— start of Input rows —
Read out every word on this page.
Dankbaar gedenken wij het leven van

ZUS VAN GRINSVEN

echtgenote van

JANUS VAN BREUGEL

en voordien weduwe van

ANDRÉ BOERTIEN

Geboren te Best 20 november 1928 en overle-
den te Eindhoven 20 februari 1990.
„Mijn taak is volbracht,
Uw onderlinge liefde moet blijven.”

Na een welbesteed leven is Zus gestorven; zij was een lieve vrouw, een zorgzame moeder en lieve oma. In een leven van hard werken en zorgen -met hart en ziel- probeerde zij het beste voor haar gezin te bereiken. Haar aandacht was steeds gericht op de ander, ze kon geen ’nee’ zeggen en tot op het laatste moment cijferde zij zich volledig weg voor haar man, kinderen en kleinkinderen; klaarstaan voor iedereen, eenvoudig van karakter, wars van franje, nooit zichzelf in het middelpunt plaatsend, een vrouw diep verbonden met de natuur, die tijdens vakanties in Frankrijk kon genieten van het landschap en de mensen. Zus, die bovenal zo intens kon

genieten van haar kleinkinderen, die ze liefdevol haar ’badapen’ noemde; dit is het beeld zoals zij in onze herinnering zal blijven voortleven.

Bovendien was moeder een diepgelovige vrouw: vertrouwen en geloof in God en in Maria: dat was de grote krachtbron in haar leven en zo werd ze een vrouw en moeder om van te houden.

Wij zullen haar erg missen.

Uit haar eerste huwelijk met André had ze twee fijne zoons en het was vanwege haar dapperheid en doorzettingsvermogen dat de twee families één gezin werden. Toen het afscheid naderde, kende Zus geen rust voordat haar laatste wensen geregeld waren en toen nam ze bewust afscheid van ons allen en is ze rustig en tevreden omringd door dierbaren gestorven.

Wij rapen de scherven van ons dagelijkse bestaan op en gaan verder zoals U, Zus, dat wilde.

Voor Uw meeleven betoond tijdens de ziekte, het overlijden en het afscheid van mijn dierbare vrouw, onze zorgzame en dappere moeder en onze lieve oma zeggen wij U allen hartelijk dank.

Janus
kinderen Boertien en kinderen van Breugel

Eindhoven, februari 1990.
— end of Input rows —
◆ Stated task: Nothing in the data may differ; print all of it exactly as written.

◆ Answer:
Read out every word on this page.
Dankbaar gedenken wij het leven van

ZUS VAN GRINSVEN

echtgenote van

JANUS VAN BREUGEL

en voordien weduwe van

ANDRÉ BOERTIEN

Geboren te Best 20 november 1928 en overle-
den te Eindhoven 20 februari 1990.
„Mijn taak is volbracht,
Uw onderlinge liefde moet blijven.”

Na een welbesteed leven is Zus gestorven; zij was een lieve vrouw, een zorgzame moeder en lieve oma. In een leven van hard werken en zorgen -met hart en ziel- probeerde zij het beste voor haar gezin te bereiken. Haar aandacht was steeds gericht op de ander, ze kon geen ’nee’ zeggen en tot op het laatste moment cijferde zij zich volledig weg voor haar man, kinderen en kleinkinderen; klaarstaan voor iedereen, eenvoudig van karakter, wars van franje, nooit zichzelf in het middelpunt plaatsend, een vrouw diep verbonden met de natuur, die tijdens vakanties in Frankrijk kon genieten van het landschap en de mensen. Zus, die bovenal zo intens kon

genieten van haar kleinkinderen, die ze liefdevol haar ’badapen’ noemde; dit is het beeld zoals zij in onze herinnering zal blijven voortleven.

Bovendien was moeder een diepgelovige vrouw: vertrouwen en geloof in God en in Maria: dat was de grote krachtbron in haar leven en zo werd ze een vrouw en moeder om van te houden.

Wij zullen haar erg missen.

Uit haar eerste huwelijk met André had ze twee fijne zoons en het was vanwege haar dapperheid en doorzettingsvermogen dat de twee families één gezin werden. Toen het afscheid naderde, kende Zus geen rust voordat haar laatste wensen geregeld waren en toen nam ze bewust afscheid van ons allen en is ze rustig en tevreden omringd door dierbaren gestorven.

Wij rapen de scherven van ons dagelijkse bestaan op en gaan verder zoals U, Zus, dat wilde.

Voor Uw meeleven betoond tijdens de ziekte, het overlijden en het afscheid van mijn dierbare vrouw, onze zorgzame en dappere moeder en onze lieve oma zeggen wij U allen hartelijk dank.

Janus
kinderen Boertien en kinderen van Breugel

Eindhoven, februari 1990.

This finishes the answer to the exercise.